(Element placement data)
********

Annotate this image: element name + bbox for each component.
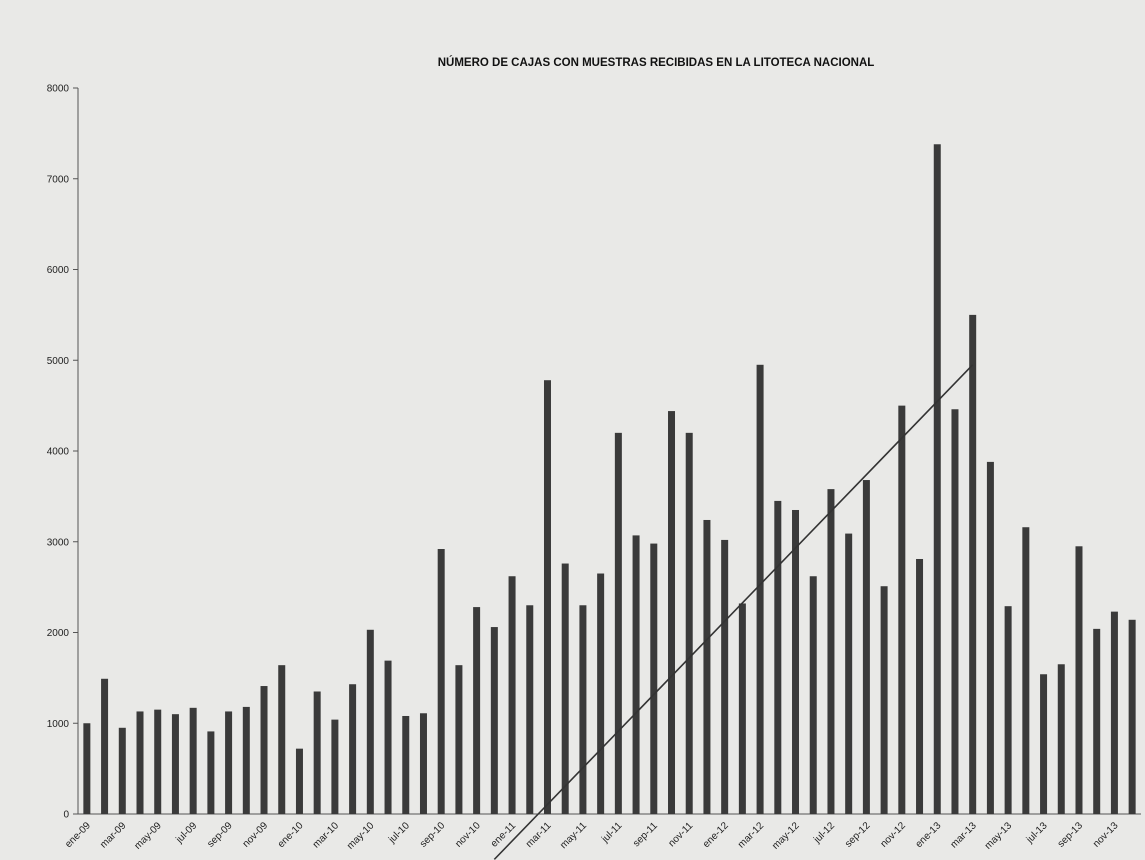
bar-feb-12 bbox=[738, 603, 746, 814]
bar-feb-13 bbox=[951, 409, 959, 814]
bar-jun-10 bbox=[384, 660, 392, 814]
bar-mar-11 bbox=[543, 380, 551, 814]
bar-may-11 bbox=[579, 605, 587, 814]
bar-jun-11 bbox=[597, 573, 605, 814]
bar-abr-12 bbox=[774, 500, 782, 814]
y-tick-label: 3000 bbox=[47, 537, 70, 548]
y-axis: 0 1000 2000 3000 4000 5000 6000 7000 8000 bbox=[47, 84, 79, 821]
bar-oct-12 bbox=[880, 586, 888, 814]
bar-dic-10 bbox=[490, 627, 498, 814]
bar-ene-11 bbox=[508, 576, 516, 814]
bar-ago-12 bbox=[845, 533, 853, 814]
bar-sep-09 bbox=[225, 711, 233, 814]
bar-nov-09 bbox=[260, 686, 268, 814]
bar-feb-09 bbox=[101, 678, 109, 814]
y-tick-label: 7000 bbox=[47, 174, 70, 185]
bar-may-12 bbox=[792, 509, 800, 814]
bar-nov-11 bbox=[685, 432, 693, 814]
bar-dic-13 bbox=[1128, 619, 1136, 814]
y-tick-label: 2000 bbox=[47, 628, 70, 639]
bar-ene-12 bbox=[721, 539, 729, 814]
bar-ene-13 bbox=[933, 144, 941, 814]
bar-nov-10 bbox=[473, 607, 481, 814]
bar-oct-13 bbox=[1093, 628, 1101, 814]
bar-sep-11 bbox=[650, 543, 658, 814]
bar-abr-10 bbox=[349, 684, 357, 814]
y-tick-label: 4000 bbox=[47, 447, 70, 458]
trendline bbox=[493, 364, 974, 860]
bar-abr-11 bbox=[561, 563, 569, 814]
bar-jun-12 bbox=[809, 576, 817, 814]
bar-sep-12 bbox=[862, 480, 870, 814]
chart-title: NÚMERO DE CAJAS CON MUESTRAS RECIBIDAS E… bbox=[438, 56, 875, 69]
bar-ago-13 bbox=[1057, 664, 1065, 814]
bar-oct-10 bbox=[455, 665, 463, 814]
bar-dic-12 bbox=[916, 558, 924, 814]
bar-sep-13 bbox=[1075, 546, 1083, 814]
bar-abr-13 bbox=[986, 461, 994, 814]
bar-series bbox=[83, 144, 1136, 815]
bar-ene-10 bbox=[295, 748, 303, 814]
bar-may-13 bbox=[1004, 606, 1012, 814]
bar-jun-09 bbox=[171, 714, 179, 814]
bar-feb-10 bbox=[313, 691, 321, 814]
bar-jul-10 bbox=[402, 715, 410, 814]
bar-sep-10 bbox=[437, 549, 445, 814]
trendline-layer bbox=[493, 364, 974, 860]
y-tick-label: 0 bbox=[63, 810, 69, 821]
bar-mar-09 bbox=[118, 727, 126, 814]
y-tick-label: 6000 bbox=[47, 265, 70, 276]
bar-jun-13 bbox=[1022, 527, 1030, 814]
bar-abr-09 bbox=[136, 711, 144, 814]
bar-jul-13 bbox=[1040, 674, 1048, 814]
bar-mar-12 bbox=[756, 364, 764, 814]
bar-mar-10 bbox=[331, 719, 339, 814]
bar-ago-09 bbox=[207, 731, 215, 814]
bar-mar-13 bbox=[969, 314, 977, 815]
bar-oct-11 bbox=[668, 411, 676, 814]
bar-jul-12 bbox=[827, 489, 835, 814]
y-tick-label: 1000 bbox=[47, 719, 70, 730]
bar-feb-11 bbox=[526, 605, 534, 814]
bar-dic-09 bbox=[278, 665, 286, 814]
bar-jul-09 bbox=[189, 707, 197, 814]
bar-ago-11 bbox=[632, 535, 640, 814]
bar-oct-09 bbox=[242, 706, 250, 814]
bar-ene-09 bbox=[83, 723, 91, 814]
bar-jul-11 bbox=[614, 432, 622, 814]
bar-nov-13 bbox=[1110, 611, 1118, 814]
bar-ago-10 bbox=[419, 713, 427, 814]
bar-nov-12 bbox=[898, 405, 906, 815]
y-tick-label: 8000 bbox=[47, 84, 70, 95]
bar-dic-11 bbox=[703, 519, 711, 814]
y-tick-label: 5000 bbox=[47, 356, 70, 367]
bar-may-09 bbox=[154, 709, 162, 814]
bar-may-10 bbox=[366, 629, 374, 814]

********

• GOAL OF THE EXERCISE: Lay out the material above as a JSON list of strings, with one string per line and no blank lines. Include every line except the picture placeholders.

• THE RESULT:
[
  "Annotate this image: element name + bbox for each component.",
  "bar-feb-12 bbox=[738, 603, 746, 814]",
  "bar-feb-13 bbox=[951, 409, 959, 814]",
  "bar-jun-10 bbox=[384, 660, 392, 814]",
  "bar-mar-11 bbox=[543, 380, 551, 814]",
  "bar-may-11 bbox=[579, 605, 587, 814]",
  "bar-jun-11 bbox=[597, 573, 605, 814]",
  "bar-abr-12 bbox=[774, 500, 782, 814]",
  "y-tick-label: 3000 bbox=[47, 537, 70, 548]",
  "y-axis: 0 1000 2000 3000 4000 5000 6000 7000 8000 bbox=[47, 84, 79, 821]",
  "bar-oct-12 bbox=[880, 586, 888, 814]",
  "bar-dic-10 bbox=[490, 627, 498, 814]",
  "bar-ene-11 bbox=[508, 576, 516, 814]",
  "bar-ago-12 bbox=[845, 533, 853, 814]",
  "bar-sep-09 bbox=[225, 711, 233, 814]",
  "bar-nov-09 bbox=[260, 686, 268, 814]",
  "bar-feb-09 bbox=[101, 678, 109, 814]",
  "y-tick-label: 7000 bbox=[47, 174, 70, 185]",
  "bar-may-12 bbox=[792, 509, 800, 814]",
  "bar-nov-11 bbox=[685, 432, 693, 814]",
  "bar-dic-13 bbox=[1128, 619, 1136, 814]",
  "y-tick-label: 2000 bbox=[47, 628, 70, 639]",
  "bar-ene-12 bbox=[721, 539, 729, 814]",
  "bar-ene-13 bbox=[933, 144, 941, 814]",
  "bar-nov-10 bbox=[473, 607, 481, 814]",
  "bar-oct-13 bbox=[1093, 628, 1101, 814]",
  "bar-sep-11 bbox=[650, 543, 658, 814]",
  "bar-abr-10 bbox=[349, 684, 357, 814]",
  "y-tick-label: 4000 bbox=[47, 447, 70, 458]",
  "trendline bbox=[493, 364, 974, 860]",
  "bar-abr-11 bbox=[561, 563, 569, 814]",
  "bar-jun-12 bbox=[809, 576, 817, 814]",
  "bar-sep-12 bbox=[862, 480, 870, 814]",
  "chart-title: NÚMERO DE CAJAS CON MUESTRAS RECIBIDAS E… bbox=[438, 56, 875, 69]",
  "bar-ago-13 bbox=[1057, 664, 1065, 814]",
  "bar-oct-10 bbox=[455, 665, 463, 814]",
  "bar-dic-12 bbox=[916, 558, 924, 814]",
  "bar-sep-13 bbox=[1075, 546, 1083, 814]",
  "bar-abr-13 bbox=[986, 461, 994, 814]",
  "bar-series bbox=[83, 144, 1136, 815]",
  "bar-ene-10 bbox=[295, 748, 303, 814]",
  "bar-may-13 bbox=[1004, 606, 1012, 814]",
  "bar-jun-09 bbox=[171, 714, 179, 814]",
  "bar-feb-10 bbox=[313, 691, 321, 814]",
  "bar-jul-10 bbox=[402, 715, 410, 814]",
  "bar-sep-10 bbox=[437, 549, 445, 814]",
  "trendline-layer bbox=[493, 364, 974, 860]",
  "y-tick-label: 0 bbox=[63, 810, 69, 821]",
  "bar-mar-09 bbox=[118, 727, 126, 814]",
  "y-tick-label: 6000 bbox=[47, 265, 70, 276]",
  "bar-jun-13 bbox=[1022, 527, 1030, 814]",
  "bar-abr-09 bbox=[136, 711, 144, 814]",
  "bar-jul-13 bbox=[1040, 674, 1048, 814]",
  "bar-mar-12 bbox=[756, 364, 764, 814]",
  "bar-mar-10 bbox=[331, 719, 339, 814]",
  "bar-ago-09 bbox=[207, 731, 215, 814]",
  "bar-mar-13 bbox=[969, 314, 977, 815]",
  "bar-oct-11 bbox=[668, 411, 676, 814]",
  "bar-jul-12 bbox=[827, 489, 835, 814]",
  "y-tick-label: 1000 bbox=[47, 719, 70, 730]",
  "bar-feb-11 bbox=[526, 605, 534, 814]",
  "bar-dic-09 bbox=[278, 665, 286, 814]",
  "bar-jul-09 bbox=[189, 707, 197, 814]",
  "bar-ago-11 bbox=[632, 535, 640, 814]",
  "bar-oct-09 bbox=[242, 706, 250, 814]",
  "bar-ene-09 bbox=[83, 723, 91, 814]",
  "bar-jul-11 bbox=[614, 432, 622, 814]",
  "bar-nov-13 bbox=[1110, 611, 1118, 814]",
  "bar-ago-10 bbox=[419, 713, 427, 814]",
  "bar-nov-12 bbox=[898, 405, 906, 815]",
  "y-tick-label: 8000 bbox=[47, 84, 70, 95]",
  "bar-dic-11 bbox=[703, 519, 711, 814]",
  "y-tick-label: 5000 bbox=[47, 356, 70, 367]",
  "bar-may-09 bbox=[154, 709, 162, 814]",
  "bar-may-10 bbox=[366, 629, 374, 814]"
]